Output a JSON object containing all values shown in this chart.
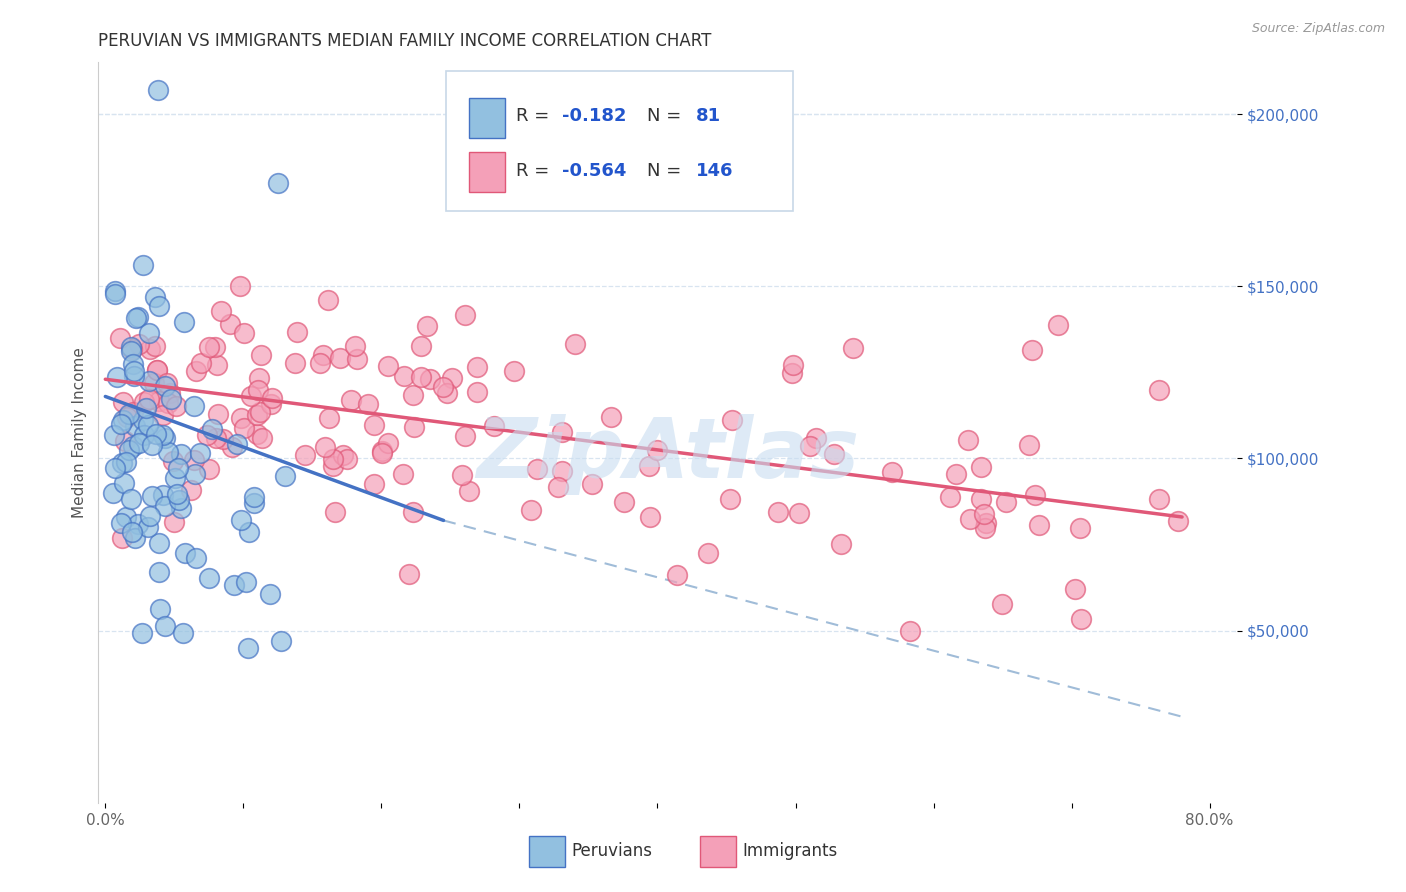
{
  "title": "PERUVIAN VS IMMIGRANTS MEDIAN FAMILY INCOME CORRELATION CHART",
  "source": "Source: ZipAtlas.com",
  "ylabel": "Median Family Income",
  "y_ticks": [
    50000,
    100000,
    150000,
    200000
  ],
  "y_tick_labels": [
    "$50,000",
    "$100,000",
    "$150,000",
    "$200,000"
  ],
  "x_ticks": [
    0.0,
    0.1,
    0.2,
    0.3,
    0.4,
    0.5,
    0.6,
    0.7,
    0.8
  ],
  "x_tick_labels": [
    "0.0%",
    "",
    "",
    "",
    "",
    "",
    "",
    "",
    "80.0%"
  ],
  "x_lim": [
    -0.005,
    0.82
  ],
  "y_lim": [
    0,
    215000
  ],
  "blue_color": "#92c0e0",
  "pink_color": "#f4a0b8",
  "blue_line_color": "#4472c4",
  "pink_line_color": "#e05878",
  "dashed_line_color": "#a0bcd8",
  "title_color": "#333333",
  "source_color": "#999999",
  "tick_color_y": "#4472c4",
  "tick_color_x": "#666666",
  "grid_color": "#d8e4f0",
  "watermark": "ZipAtlas",
  "watermark_color": "#c8ddf0",
  "peruvian_label": "Peruvians",
  "immigrant_label": "Immigrants",
  "legend_R_blue": "-0.182",
  "legend_N_blue": "81",
  "legend_R_pink": "-0.564",
  "legend_N_pink": "146",
  "blue_line_x": [
    0.0,
    0.245
  ],
  "blue_line_y": [
    118000,
    82000
  ],
  "pink_line_x": [
    0.0,
    0.78
  ],
  "pink_line_y": [
    123000,
    83000
  ],
  "dash_line_x": [
    0.245,
    0.78
  ],
  "dash_line_y": [
    82000,
    25000
  ],
  "title_fontsize": 12,
  "source_fontsize": 9,
  "tick_fontsize": 11,
  "ylabel_fontsize": 11,
  "legend_fontsize": 13,
  "watermark_fontsize": 60
}
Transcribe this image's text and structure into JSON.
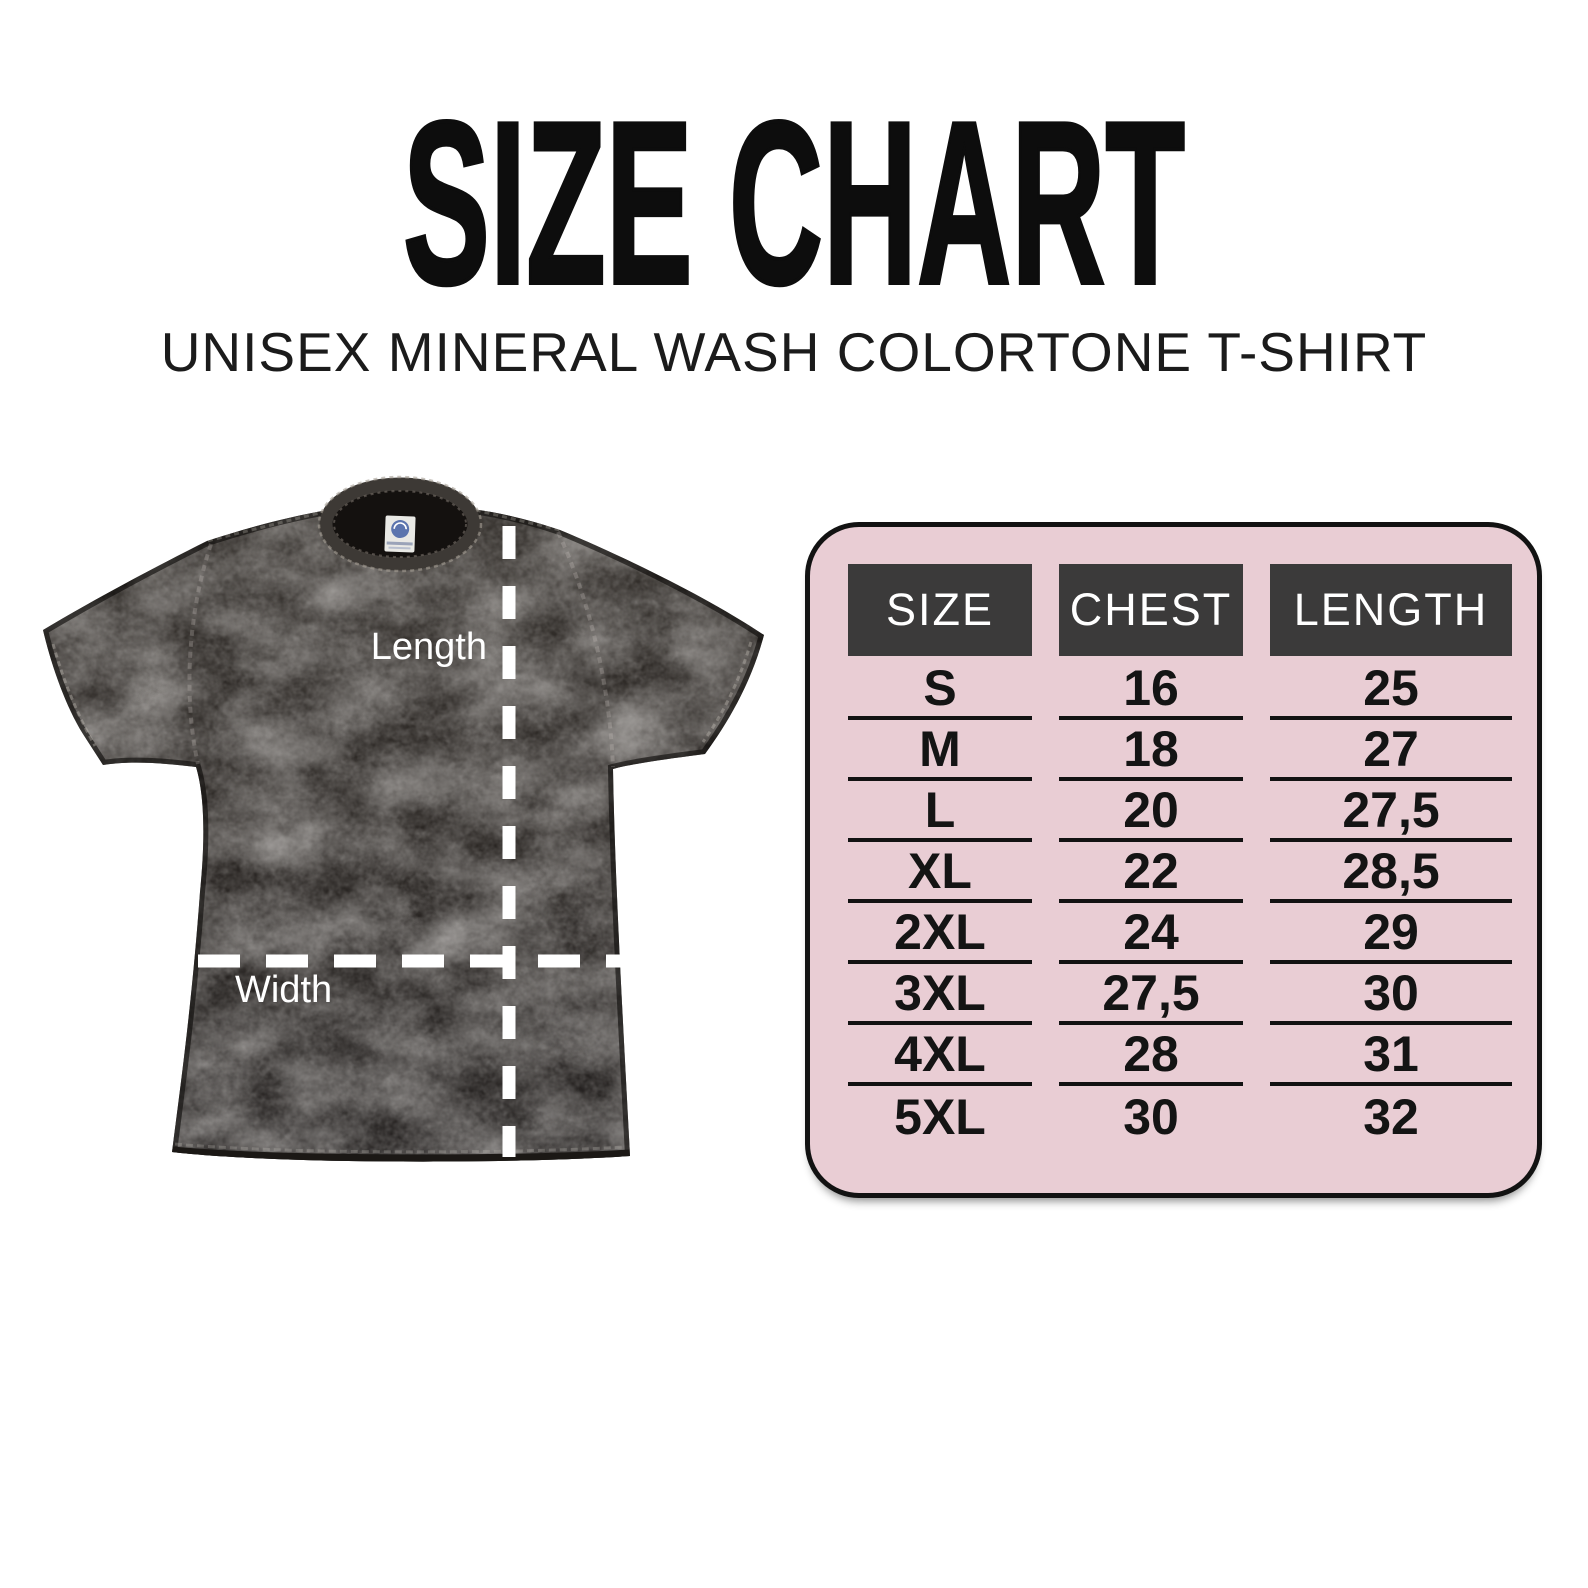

========

# Instructions to follow:
Quote in full the listing given above; the images are to be left out.

# Correct response:
Output a JSON object containing all values shown in this chart.
{
  "title": "PERUVIAN VS IMMIGRANTS MEDIAN FAMILY INCOME CORRELATION CHART",
  "source": "Source: ZipAtlas.com",
  "ylabel": "Median Family Income",
  "y_ticks": [
    50000,
    100000,
    150000,
    200000
  ],
  "y_tick_labels": [
    "$50,000",
    "$100,000",
    "$150,000",
    "$200,000"
  ],
  "x_ticks": [
    0.0,
    0.1,
    0.2,
    0.3,
    0.4,
    0.5,
    0.6,
    0.7,
    0.8
  ],
  "x_tick_labels": [
    "0.0%",
    "",
    "",
    "",
    "",
    "",
    "",
    "",
    "80.0%"
  ],
  "x_lim": [
    -0.005,
    0.82
  ],
  "y_lim": [
    0,
    215000
  ],
  "blue_color": "#92c0e0",
  "pink_color": "#f4a0b8",
  "blue_line_color": "#4472c4",
  "pink_line_color": "#e05878",
  "dashed_line_color": "#a0bcd8",
  "title_color": "#333333",
  "source_color": "#999999",
  "tick_color_y": "#4472c4",
  "tick_color_x": "#666666",
  "grid_color": "#d8e4f0",
  "watermark": "ZipAtlas",
  "watermark_color": "#c8ddf0",
  "peruvian_label": "Peruvians",
  "immigrant_label": "Immigrants",
  "legend_R_blue": "-0.182",
  "legend_N_blue": "81",
  "legend_R_pink": "-0.564",
  "legend_N_pink": "146",
  "blue_line_x": [
    0.0,
    0.245
  ],
  "blue_line_y": [
    118000,
    82000
  ],
  "pink_line_x": [
    0.0,
    0.78
  ],
  "pink_line_y": [
    123000,
    83000
  ],
  "dash_line_x": [
    0.245,
    0.78
  ],
  "dash_line_y": [
    82000,
    25000
  ],
  "title_fontsize": 12,
  "source_fontsize": 9,
  "tick_fontsize": 11,
  "ylabel_fontsize": 11,
  "legend_fontsize": 13,
  "watermark_fontsize": 60
}
Transcribe this image's text and structure into JSON.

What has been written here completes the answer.